─── TEXTAUSZUG ───

# Kurven verschieben im Excel-Diagramm



## hartholz (19. Juli 2007)

*Guten Tag zusammen, *
ich steh hier vor einen Problem und weiß nicht mehr weiter. Und zwar möchte ich Kurven in einem Excel-Diagramm verschieben. Auf der Y-Achse stehen €-Beträge und die Y-Achse ist eine Zeitachse. Das Diagramm zeigt Geldeingänge bezogen auf den jeweiligen Monat. Diese Geldeingangskurve möchte ich nun über die Zeitachse (X-Achse) verschieben. Funktioniert das überhaupt bei Excel ?

Besten Dank im voraus, 
Hartholz


----------



## tom_r (20. Juli 2007)

Moin,

meinst du sowas?

─── BEREITGESTELLTE ANGABEN ───

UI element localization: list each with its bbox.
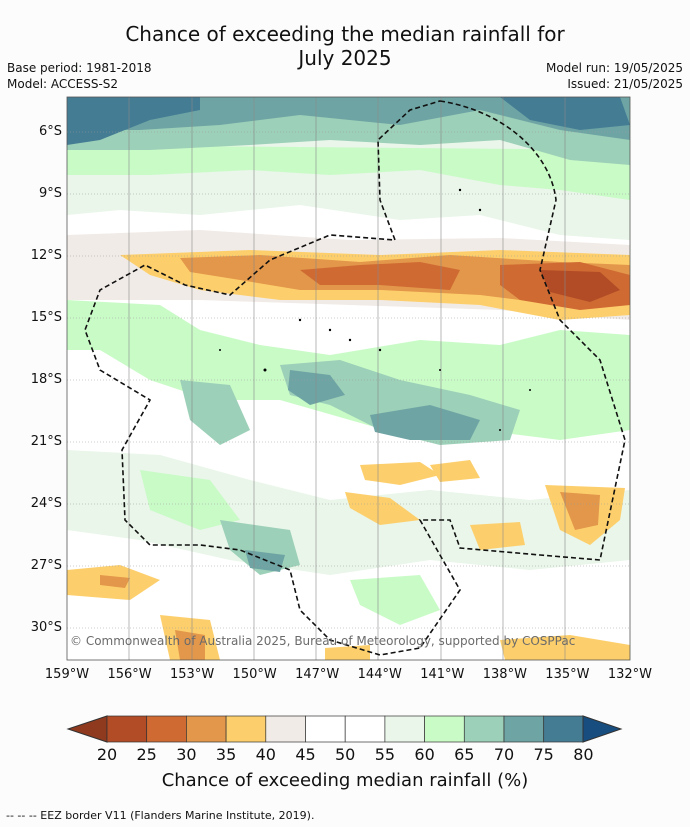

───

### [AUFGABEN]
• 1. Beantworte anhand des Forumsthreads über das Verschieben von Kurven die folgenden Fragen:
(a) An welchem Datum hat hartholz seinen Beitrag verfasst?
(b) Was zeigt das Diagramm laut hartholz?
(c) Mit welchem Gruß beginnt tom_r seine Antwort?
• 2. Setze den Forumsthread über das Verschieben von Kurven nach dem letzten Satz fort.
Die Auflistung ist eigenständiges Material und gehört nicht zum Forumsthread über das Verschieben von Kurven.

### [LÖSUNGEN]
• 1.
(a) Am 19. Juli 2007.
(b) Es zeigt Geldeingänge bezogen auf den jeweiligen Monat.
(c) Mit „Moin“.

• 2.
----------



## hartholz (24. Juli 2007)

Hallo,

erstmal besten Dank tom_r. Das sieht schon ganz gut aus, nur möchte ich die Kurve verschieben und nicht die Achsen. Hab probiert die Kurve nachzuzeichnen und dann zu verschieben. Das funktioniert natürlich, aber ich will ja nicht ständig Kurven in Excel nachzeichnen. Falls noch jemand ne Antwort hat , Bitte melden.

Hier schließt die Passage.